Dataset rows about figures
──────

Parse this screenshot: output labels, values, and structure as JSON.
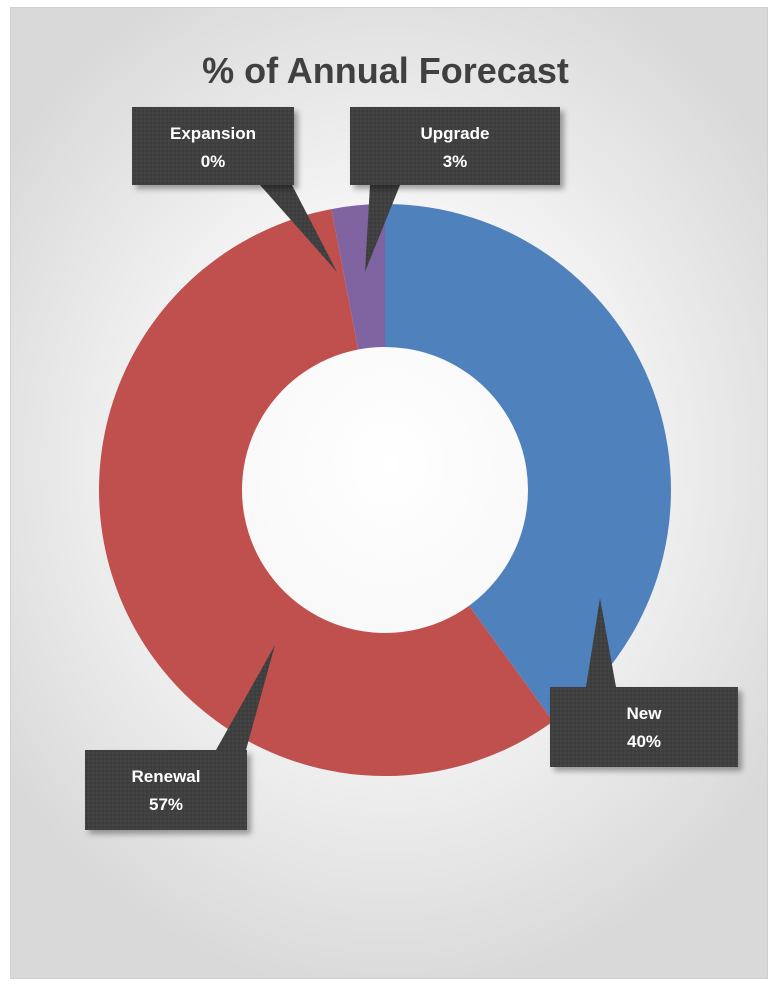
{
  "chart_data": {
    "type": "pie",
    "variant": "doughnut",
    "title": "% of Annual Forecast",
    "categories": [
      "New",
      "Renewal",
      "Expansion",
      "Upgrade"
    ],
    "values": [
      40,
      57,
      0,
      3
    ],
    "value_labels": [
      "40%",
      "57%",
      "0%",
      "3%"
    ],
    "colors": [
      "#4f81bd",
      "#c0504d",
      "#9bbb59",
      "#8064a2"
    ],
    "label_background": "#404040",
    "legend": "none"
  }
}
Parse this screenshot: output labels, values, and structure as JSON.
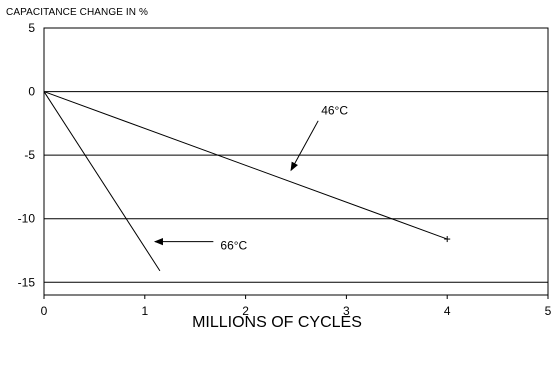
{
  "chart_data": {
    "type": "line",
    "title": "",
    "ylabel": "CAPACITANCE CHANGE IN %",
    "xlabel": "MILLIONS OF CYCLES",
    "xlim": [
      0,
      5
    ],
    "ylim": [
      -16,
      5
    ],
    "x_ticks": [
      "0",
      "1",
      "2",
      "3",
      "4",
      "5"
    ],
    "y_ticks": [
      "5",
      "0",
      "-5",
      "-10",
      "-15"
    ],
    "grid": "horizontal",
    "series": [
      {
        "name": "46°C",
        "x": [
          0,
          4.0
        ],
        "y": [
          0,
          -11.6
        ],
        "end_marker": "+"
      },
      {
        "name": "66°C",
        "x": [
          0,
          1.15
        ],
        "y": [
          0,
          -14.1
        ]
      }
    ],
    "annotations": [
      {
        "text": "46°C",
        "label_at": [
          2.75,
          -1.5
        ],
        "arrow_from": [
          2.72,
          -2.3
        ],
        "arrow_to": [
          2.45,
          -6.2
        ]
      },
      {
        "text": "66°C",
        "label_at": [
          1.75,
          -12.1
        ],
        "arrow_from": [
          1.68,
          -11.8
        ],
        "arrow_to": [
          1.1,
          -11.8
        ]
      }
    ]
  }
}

──────

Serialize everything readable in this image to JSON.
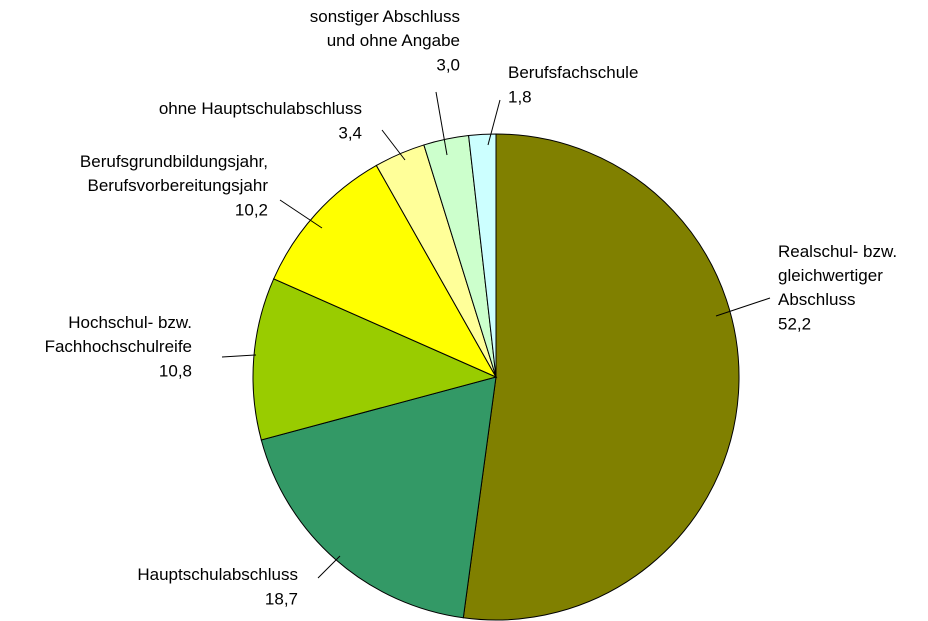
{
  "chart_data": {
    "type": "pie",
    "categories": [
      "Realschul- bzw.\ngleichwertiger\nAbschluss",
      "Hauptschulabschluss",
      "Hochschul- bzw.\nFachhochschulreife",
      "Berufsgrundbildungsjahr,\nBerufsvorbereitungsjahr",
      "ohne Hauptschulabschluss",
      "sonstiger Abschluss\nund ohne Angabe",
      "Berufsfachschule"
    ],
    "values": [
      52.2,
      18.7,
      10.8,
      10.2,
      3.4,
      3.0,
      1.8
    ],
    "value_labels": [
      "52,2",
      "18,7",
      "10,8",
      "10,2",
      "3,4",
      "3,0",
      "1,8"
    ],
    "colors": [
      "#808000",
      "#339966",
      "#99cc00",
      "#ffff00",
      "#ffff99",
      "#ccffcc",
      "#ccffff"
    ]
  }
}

──────

Only lines with the word "ohne" are wanted, so copy each one from the records.

Answer to the exercise:
      "ohne Hauptschulabschluss",
      "sonstiger Abschluss\nund ohne Angabe",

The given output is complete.